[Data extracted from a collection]

..............................

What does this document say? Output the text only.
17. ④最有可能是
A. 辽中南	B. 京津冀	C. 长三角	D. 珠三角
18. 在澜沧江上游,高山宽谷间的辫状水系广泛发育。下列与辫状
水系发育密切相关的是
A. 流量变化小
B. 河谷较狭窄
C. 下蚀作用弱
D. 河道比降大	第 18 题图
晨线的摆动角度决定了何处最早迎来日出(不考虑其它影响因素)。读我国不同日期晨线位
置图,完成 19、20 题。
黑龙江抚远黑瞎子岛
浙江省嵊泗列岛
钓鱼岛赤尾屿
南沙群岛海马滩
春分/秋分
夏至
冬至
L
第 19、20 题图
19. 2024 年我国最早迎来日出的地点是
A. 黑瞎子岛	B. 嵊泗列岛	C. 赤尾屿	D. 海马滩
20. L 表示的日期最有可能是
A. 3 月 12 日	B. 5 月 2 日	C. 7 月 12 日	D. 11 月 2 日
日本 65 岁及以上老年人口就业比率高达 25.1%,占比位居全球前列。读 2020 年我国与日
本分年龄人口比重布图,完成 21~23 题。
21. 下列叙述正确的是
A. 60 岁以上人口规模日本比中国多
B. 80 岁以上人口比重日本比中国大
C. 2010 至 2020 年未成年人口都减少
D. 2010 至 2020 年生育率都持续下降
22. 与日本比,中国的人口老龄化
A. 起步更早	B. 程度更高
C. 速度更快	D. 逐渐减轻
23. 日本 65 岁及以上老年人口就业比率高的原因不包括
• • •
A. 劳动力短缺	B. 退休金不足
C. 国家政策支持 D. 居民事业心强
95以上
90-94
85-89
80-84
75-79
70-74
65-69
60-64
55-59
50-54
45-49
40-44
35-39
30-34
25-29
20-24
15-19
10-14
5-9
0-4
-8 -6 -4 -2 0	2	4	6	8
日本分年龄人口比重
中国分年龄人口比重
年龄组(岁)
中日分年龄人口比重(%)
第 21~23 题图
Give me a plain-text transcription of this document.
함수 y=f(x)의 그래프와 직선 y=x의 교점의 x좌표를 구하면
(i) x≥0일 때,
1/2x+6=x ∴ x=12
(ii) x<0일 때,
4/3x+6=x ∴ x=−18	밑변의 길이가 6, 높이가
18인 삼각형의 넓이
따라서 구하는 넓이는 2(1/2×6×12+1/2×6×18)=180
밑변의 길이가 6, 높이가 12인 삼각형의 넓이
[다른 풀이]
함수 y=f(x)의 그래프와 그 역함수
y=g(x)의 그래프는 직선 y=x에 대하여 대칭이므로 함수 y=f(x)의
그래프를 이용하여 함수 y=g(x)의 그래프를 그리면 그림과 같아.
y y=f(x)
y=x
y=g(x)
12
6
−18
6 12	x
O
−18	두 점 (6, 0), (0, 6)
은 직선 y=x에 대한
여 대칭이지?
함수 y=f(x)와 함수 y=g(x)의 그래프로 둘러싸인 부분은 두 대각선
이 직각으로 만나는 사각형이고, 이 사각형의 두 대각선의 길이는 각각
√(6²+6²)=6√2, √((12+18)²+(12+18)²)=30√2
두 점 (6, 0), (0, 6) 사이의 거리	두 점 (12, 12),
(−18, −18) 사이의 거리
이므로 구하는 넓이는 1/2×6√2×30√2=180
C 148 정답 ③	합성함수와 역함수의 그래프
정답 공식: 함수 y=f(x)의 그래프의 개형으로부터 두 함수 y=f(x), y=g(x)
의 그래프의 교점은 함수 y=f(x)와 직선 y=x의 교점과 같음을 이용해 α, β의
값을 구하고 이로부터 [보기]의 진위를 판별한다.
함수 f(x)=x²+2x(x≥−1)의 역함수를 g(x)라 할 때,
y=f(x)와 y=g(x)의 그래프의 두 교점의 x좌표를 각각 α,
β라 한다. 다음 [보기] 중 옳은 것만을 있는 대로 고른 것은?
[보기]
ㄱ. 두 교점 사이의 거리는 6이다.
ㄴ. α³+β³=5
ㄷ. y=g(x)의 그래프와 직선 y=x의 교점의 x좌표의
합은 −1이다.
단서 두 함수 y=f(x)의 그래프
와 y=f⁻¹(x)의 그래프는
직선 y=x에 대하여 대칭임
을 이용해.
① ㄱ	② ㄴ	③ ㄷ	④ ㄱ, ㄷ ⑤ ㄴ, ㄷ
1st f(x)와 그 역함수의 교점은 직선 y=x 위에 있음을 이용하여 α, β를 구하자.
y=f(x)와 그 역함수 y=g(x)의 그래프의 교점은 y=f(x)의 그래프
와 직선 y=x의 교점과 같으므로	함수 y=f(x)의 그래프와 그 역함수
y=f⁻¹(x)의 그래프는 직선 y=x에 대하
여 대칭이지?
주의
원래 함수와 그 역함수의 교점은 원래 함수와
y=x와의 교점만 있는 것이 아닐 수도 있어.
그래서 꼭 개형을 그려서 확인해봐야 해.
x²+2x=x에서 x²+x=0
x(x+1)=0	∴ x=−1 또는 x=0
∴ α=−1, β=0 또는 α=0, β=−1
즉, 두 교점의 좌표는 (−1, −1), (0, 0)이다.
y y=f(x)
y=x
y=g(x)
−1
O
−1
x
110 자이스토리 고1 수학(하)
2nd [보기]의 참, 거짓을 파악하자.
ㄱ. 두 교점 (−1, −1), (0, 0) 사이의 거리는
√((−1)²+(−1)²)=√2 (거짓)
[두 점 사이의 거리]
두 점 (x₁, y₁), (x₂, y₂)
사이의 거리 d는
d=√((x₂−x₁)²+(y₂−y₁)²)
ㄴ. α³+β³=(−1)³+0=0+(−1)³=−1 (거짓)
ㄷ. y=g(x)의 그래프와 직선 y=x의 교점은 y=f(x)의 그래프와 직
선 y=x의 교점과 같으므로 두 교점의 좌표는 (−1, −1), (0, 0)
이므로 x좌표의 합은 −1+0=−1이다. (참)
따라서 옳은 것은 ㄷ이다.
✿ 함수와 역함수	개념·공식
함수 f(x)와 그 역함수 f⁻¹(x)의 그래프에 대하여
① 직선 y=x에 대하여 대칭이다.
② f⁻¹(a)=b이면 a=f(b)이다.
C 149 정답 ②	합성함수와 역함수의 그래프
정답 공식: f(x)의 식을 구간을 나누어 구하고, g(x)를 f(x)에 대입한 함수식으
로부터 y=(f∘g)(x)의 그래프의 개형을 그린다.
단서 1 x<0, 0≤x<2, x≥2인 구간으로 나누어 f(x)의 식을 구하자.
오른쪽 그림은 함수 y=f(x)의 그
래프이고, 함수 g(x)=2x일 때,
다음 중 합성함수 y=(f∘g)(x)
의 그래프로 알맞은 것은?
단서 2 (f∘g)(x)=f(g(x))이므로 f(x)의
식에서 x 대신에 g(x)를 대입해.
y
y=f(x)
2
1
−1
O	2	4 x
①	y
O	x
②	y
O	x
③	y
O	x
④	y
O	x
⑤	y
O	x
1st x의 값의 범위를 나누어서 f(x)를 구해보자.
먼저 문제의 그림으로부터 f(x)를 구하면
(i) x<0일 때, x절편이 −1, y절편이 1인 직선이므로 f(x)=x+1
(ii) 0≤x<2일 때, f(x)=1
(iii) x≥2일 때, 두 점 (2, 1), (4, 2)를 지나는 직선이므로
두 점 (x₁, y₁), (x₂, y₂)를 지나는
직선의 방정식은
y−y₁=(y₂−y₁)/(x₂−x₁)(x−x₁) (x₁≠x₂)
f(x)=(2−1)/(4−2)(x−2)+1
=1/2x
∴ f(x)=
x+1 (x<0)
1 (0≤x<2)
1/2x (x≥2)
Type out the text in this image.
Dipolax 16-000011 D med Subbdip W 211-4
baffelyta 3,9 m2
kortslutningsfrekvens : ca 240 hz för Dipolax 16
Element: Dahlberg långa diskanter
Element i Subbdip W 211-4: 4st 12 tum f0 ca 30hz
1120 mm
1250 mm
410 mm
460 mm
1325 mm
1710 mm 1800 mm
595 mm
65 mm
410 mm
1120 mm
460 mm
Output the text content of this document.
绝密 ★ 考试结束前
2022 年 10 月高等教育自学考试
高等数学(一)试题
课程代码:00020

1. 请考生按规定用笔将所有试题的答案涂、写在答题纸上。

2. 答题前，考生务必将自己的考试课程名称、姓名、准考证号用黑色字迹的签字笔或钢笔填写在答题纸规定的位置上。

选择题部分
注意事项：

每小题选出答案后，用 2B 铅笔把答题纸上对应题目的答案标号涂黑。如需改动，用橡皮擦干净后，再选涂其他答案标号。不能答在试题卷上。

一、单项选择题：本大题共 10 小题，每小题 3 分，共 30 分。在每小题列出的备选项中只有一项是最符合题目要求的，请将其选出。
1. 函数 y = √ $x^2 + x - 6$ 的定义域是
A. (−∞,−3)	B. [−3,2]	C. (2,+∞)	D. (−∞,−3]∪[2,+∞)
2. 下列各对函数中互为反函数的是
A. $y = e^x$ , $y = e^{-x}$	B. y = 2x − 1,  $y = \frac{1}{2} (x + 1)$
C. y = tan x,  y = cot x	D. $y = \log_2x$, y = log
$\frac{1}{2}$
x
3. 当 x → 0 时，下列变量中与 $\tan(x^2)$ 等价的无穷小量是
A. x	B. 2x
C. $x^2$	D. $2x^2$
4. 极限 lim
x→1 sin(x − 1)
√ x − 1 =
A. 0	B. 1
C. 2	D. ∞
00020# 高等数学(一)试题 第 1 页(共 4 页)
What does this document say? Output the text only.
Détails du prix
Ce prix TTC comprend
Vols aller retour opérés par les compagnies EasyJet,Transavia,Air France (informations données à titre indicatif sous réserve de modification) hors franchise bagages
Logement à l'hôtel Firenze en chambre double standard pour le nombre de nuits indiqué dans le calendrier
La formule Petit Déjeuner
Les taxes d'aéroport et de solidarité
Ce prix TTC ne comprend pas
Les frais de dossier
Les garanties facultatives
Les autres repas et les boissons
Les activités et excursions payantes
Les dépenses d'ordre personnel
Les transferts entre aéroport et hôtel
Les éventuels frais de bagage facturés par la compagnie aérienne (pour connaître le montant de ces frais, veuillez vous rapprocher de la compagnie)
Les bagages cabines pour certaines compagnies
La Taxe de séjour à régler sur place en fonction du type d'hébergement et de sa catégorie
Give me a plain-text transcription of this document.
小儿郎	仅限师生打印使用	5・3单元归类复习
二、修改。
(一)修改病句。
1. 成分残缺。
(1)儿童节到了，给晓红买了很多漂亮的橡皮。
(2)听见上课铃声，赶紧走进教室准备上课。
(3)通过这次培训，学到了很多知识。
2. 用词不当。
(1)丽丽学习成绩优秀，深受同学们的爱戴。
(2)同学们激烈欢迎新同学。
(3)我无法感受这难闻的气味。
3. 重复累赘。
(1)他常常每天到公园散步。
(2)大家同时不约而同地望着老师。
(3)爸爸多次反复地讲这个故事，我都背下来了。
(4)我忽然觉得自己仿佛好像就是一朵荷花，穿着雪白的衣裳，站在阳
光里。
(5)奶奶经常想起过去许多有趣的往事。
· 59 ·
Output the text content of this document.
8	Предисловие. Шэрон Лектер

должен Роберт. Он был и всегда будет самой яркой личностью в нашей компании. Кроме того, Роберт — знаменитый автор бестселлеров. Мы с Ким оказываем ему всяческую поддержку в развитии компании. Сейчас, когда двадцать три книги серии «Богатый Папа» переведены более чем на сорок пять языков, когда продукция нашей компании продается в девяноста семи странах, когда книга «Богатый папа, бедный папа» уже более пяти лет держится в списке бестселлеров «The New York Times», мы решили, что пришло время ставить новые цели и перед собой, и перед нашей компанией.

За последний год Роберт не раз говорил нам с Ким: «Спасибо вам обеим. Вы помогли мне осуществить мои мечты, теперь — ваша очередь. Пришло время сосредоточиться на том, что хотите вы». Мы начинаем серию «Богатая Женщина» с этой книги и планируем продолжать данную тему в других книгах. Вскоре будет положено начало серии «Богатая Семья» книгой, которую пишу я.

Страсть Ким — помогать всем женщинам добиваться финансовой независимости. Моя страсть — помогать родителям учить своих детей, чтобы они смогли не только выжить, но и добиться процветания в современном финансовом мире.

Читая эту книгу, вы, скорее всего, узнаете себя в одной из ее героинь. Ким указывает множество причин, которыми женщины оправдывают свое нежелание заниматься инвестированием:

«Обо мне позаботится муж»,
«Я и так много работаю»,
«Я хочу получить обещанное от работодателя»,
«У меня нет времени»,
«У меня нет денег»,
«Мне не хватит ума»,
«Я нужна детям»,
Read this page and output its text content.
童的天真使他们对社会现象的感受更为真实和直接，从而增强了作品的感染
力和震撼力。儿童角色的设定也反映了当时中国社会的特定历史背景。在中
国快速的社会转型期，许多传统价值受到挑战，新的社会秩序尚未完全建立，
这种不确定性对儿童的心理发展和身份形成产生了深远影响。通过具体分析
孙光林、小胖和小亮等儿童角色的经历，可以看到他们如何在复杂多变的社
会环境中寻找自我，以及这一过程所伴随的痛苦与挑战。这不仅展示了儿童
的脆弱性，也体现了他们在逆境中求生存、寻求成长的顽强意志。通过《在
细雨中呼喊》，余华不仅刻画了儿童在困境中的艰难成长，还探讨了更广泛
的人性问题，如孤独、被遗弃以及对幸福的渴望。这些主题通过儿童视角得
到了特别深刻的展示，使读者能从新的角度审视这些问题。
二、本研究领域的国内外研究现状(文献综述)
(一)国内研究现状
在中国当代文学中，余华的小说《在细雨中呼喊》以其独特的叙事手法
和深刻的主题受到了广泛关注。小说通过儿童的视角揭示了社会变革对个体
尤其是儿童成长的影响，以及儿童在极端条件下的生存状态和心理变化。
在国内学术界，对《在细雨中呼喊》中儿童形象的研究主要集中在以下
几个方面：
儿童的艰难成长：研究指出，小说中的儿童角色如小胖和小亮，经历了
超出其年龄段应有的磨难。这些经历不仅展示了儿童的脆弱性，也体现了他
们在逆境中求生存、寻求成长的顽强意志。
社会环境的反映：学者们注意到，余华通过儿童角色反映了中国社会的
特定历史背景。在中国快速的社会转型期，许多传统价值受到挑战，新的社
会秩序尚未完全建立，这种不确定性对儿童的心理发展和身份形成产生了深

..............................

**DO THIS**
Only lines with the word "compagnies" are wanted, so copy each one from the records.

**RESULT**
Vols aller retour opérés par les compagnies EasyJet,Transavia,Air France (informations données à titre indicatif sous réserve de modification) hors franchise bagages
Les bagages cabines pour certaines compagnies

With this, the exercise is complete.